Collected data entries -
····················

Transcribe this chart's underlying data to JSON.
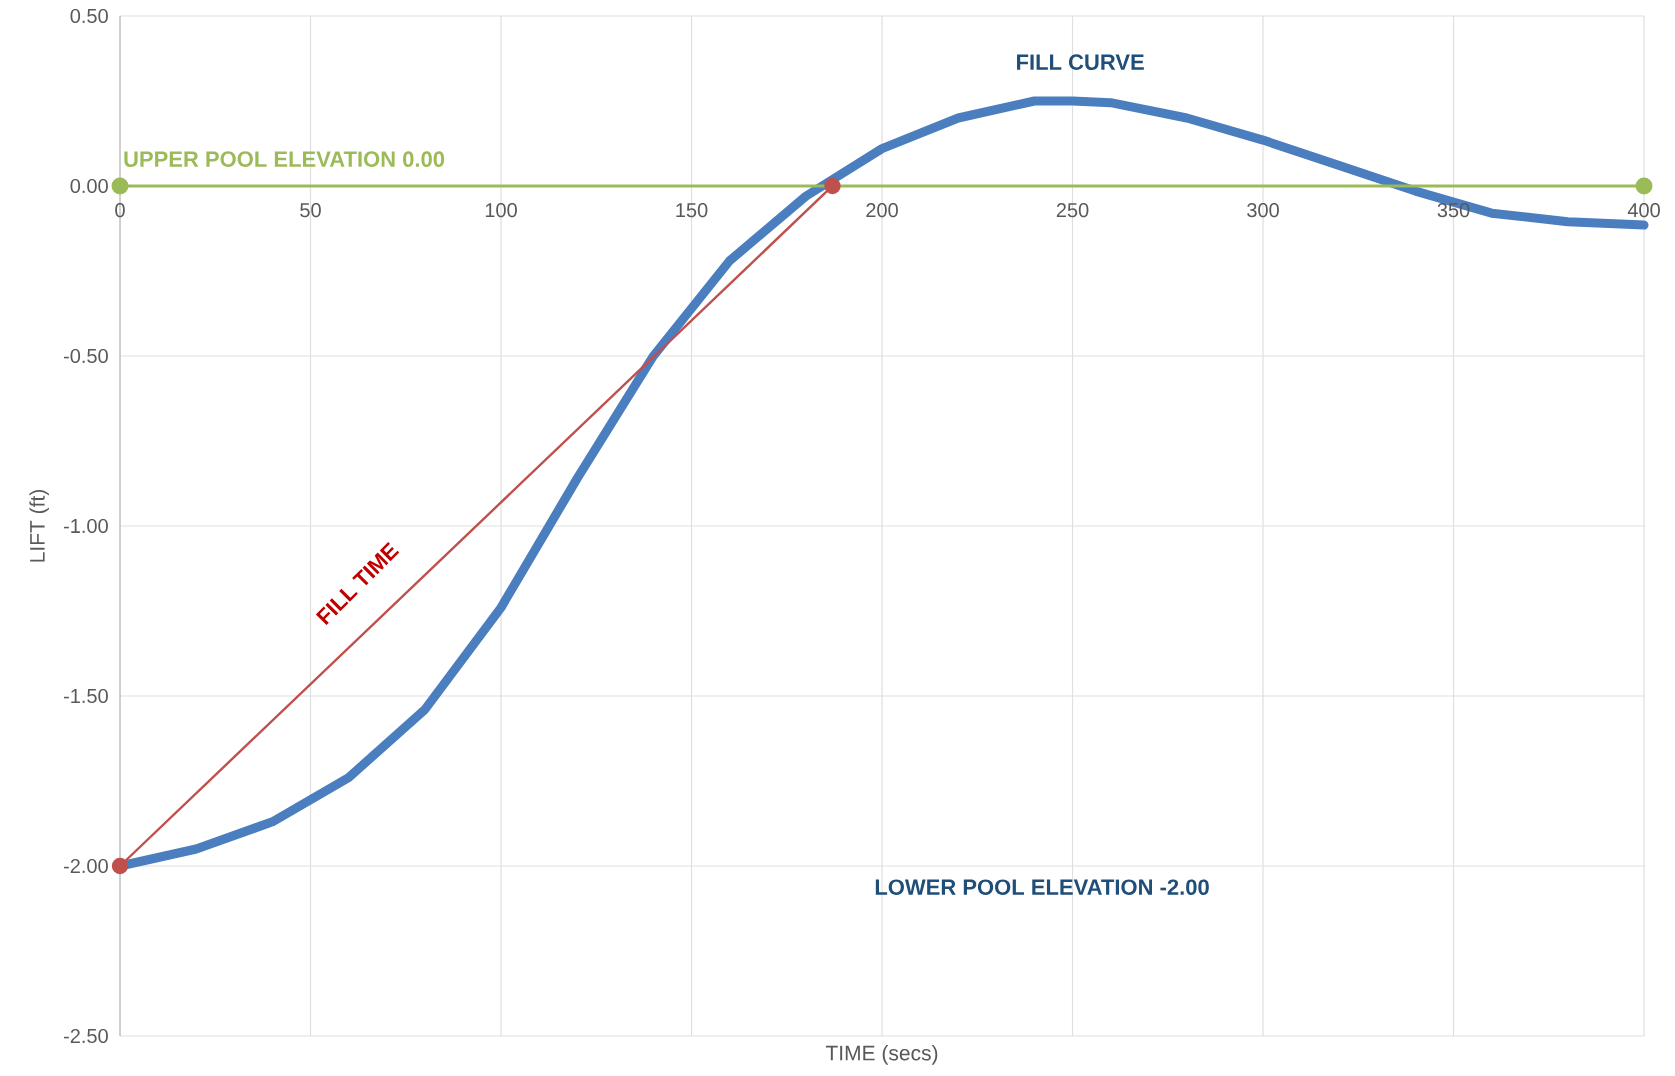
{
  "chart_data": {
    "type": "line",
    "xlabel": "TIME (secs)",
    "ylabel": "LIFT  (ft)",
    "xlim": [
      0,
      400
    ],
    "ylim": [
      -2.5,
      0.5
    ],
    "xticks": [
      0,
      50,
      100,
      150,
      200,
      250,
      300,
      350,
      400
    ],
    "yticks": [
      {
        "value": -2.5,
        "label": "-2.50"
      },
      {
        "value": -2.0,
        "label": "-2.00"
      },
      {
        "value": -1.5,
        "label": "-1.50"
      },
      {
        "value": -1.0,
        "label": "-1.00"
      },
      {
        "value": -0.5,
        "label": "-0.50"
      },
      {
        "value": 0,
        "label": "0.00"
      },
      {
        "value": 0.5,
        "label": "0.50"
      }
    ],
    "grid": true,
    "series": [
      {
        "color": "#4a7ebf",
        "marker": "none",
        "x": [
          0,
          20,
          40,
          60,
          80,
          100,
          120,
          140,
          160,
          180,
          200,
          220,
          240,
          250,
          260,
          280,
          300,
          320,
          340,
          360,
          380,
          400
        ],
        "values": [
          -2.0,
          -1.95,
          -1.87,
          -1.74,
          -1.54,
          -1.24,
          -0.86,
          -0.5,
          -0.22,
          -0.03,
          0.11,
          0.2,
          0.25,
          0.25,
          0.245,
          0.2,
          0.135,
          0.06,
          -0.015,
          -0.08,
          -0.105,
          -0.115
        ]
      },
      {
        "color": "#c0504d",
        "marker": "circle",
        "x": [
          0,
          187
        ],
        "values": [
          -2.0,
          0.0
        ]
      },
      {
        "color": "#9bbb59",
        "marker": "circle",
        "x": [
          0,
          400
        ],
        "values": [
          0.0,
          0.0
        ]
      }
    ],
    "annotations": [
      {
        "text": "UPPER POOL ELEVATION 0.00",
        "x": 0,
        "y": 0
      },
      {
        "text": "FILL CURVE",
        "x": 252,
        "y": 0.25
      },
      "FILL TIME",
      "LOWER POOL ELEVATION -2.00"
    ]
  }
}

····················

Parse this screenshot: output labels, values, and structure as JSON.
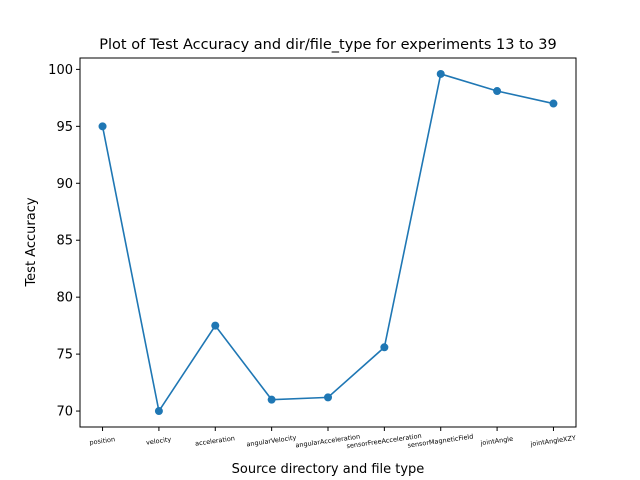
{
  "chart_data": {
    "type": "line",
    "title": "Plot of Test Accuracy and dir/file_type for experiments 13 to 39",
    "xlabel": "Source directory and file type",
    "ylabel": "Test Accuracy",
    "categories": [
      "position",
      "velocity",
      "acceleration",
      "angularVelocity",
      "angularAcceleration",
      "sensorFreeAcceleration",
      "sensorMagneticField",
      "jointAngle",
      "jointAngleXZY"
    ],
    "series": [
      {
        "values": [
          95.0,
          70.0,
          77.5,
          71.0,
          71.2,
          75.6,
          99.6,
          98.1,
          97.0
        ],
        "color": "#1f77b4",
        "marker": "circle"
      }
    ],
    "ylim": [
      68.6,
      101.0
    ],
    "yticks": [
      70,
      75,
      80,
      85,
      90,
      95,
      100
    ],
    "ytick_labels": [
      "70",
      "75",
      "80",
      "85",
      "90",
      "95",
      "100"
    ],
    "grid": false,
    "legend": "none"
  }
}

····················

WRITTEN REQUEST - Copy down every line of the material above that includes the string "color".

THE RESULT -
        "color": "#4a7ebf",
        "color": "#c0504d",
        "color": "#9bbb59",
        "color": "#1f77b4",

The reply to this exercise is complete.